Work to complete – Reproduce all of the material word for word.
========================================================================
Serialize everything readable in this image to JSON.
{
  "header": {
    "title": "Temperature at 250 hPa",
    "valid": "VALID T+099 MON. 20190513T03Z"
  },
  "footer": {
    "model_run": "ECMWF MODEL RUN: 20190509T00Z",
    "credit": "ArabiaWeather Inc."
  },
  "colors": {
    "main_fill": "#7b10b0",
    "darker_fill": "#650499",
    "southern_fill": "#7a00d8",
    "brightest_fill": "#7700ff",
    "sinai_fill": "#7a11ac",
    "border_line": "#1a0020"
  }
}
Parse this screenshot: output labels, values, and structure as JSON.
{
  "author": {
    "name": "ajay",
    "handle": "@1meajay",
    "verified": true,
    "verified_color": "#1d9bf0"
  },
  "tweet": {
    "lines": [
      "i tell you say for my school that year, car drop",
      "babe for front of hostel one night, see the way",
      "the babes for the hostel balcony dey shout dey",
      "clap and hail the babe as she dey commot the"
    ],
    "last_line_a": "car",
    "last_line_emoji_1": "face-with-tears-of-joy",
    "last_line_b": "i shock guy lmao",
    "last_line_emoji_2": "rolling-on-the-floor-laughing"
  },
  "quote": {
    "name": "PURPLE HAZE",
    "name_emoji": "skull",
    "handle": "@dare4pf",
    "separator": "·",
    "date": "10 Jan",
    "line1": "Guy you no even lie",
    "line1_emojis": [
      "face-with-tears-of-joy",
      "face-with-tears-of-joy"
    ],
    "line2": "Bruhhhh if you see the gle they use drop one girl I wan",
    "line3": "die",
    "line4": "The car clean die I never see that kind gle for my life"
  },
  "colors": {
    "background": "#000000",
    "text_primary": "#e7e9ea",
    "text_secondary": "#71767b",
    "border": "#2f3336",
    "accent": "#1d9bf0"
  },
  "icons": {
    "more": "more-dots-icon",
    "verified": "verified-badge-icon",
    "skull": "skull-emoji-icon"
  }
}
========================================================================
Solution for this exercise –
Serialize everything readable in this image to JSON.
{
  "header": {
    "title": "Temperature at 250 hPa",
    "valid": "VALID T+099 MON. 20190513T03Z"
  },
  "footer": {
    "model_run": "ECMWF MODEL RUN: 20190509T00Z",
    "credit": "ArabiaWeather Inc."
  },
  "colors": {
    "main_fill": "#7b10b0",
    "darker_fill": "#650499",
    "southern_fill": "#7a00d8",
    "brightest_fill": "#7700ff",
    "sinai_fill": "#7a11ac",
    "border_line": "#1a0020"
  }
}
Parse this screenshot: output labels, values, and structure as JSON.
{
  "author": {
    "name": "ajay",
    "handle": "@1meajay",
    "verified": true,
    "verified_color": "#1d9bf0"
  },
  "tweet": {
    "lines": [
      "i tell you say for my school that year, car drop",
      "babe for front of hostel one night, see the way",
      "the babes for the hostel balcony dey shout dey",
      "clap and hail the babe as she dey commot the"
    ],
    "last_line_a": "car",
    "last_line_emoji_1": "face-with-tears-of-joy",
    "last_line_b": "i shock guy lmao",
    "last_line_emoji_2": "rolling-on-the-floor-laughing"
  },
  "quote": {
    "name": "PURPLE HAZE",
    "name_emoji": "skull",
    "handle": "@dare4pf",
    "separator": "·",
    "date": "10 Jan",
    "line1": "Guy you no even lie",
    "line1_emojis": [
      "face-with-tears-of-joy",
      "face-with-tears-of-joy"
    ],
    "line2": "Bruhhhh if you see the gle they use drop one girl I wan",
    "line3": "die",
    "line4": "The car clean die I never see that kind gle for my life"
  },
  "colors": {
    "background": "#000000",
    "text_primary": "#e7e9ea",
    "text_secondary": "#71767b",
    "border": "#2f3336",
    "accent": "#1d9bf0"
  },
  "icons": {
    "more": "more-dots-icon",
    "verified": "verified-badge-icon",
    "skull": "skull-emoji-icon"
  }
}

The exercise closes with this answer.